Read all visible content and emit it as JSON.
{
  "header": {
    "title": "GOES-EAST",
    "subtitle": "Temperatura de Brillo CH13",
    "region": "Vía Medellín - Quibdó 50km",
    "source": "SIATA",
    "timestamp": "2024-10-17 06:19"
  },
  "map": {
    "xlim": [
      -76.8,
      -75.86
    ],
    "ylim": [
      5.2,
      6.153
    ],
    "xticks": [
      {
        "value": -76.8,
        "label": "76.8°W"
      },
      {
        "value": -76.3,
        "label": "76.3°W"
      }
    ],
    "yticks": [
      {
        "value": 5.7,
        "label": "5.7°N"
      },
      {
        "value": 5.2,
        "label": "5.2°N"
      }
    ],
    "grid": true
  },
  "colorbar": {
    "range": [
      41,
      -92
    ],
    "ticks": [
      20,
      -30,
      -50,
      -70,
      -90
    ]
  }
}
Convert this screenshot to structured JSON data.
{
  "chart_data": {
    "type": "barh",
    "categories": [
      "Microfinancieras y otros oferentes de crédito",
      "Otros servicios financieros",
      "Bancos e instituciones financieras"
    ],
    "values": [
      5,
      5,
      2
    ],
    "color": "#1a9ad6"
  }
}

—————

[EXERCISE DETAILS]:
Provide an exact reproduction of all the entries shown above.

[ANSWER IN FULL]:
Read all visible content and emit it as JSON.
{
  "header": {
    "title": "GOES-EAST",
    "subtitle": "Temperatura de Brillo CH13",
    "region": "Vía Medellín - Quibdó 50km",
    "source": "SIATA",
    "timestamp": "2024-10-17 06:19"
  },
  "map": {
    "xlim": [
      -76.8,
      -75.86
    ],
    "ylim": [
      5.2,
      6.153
    ],
    "xticks": [
      {
        "value": -76.8,
        "label": "76.8°W"
      },
      {
        "value": -76.3,
        "label": "76.3°W"
      }
    ],
    "yticks": [
      {
        "value": 5.7,
        "label": "5.7°N"
      },
      {
        "value": 5.2,
        "label": "5.2°N"
      }
    ],
    "grid": true
  },
  "colorbar": {
    "range": [
      41,
      -92
    ],
    "ticks": [
      20,
      -30,
      -50,
      -70,
      -90
    ]
  }
}
Convert this screenshot to structured JSON data.
{
  "chart_data": {
    "type": "barh",
    "categories": [
      "Microfinancieras y otros oferentes de crédito",
      "Otros servicios financieros",
      "Bancos e instituciones financieras"
    ],
    "values": [
      5,
      5,
      2
    ],
    "color": "#1a9ad6"
  }
}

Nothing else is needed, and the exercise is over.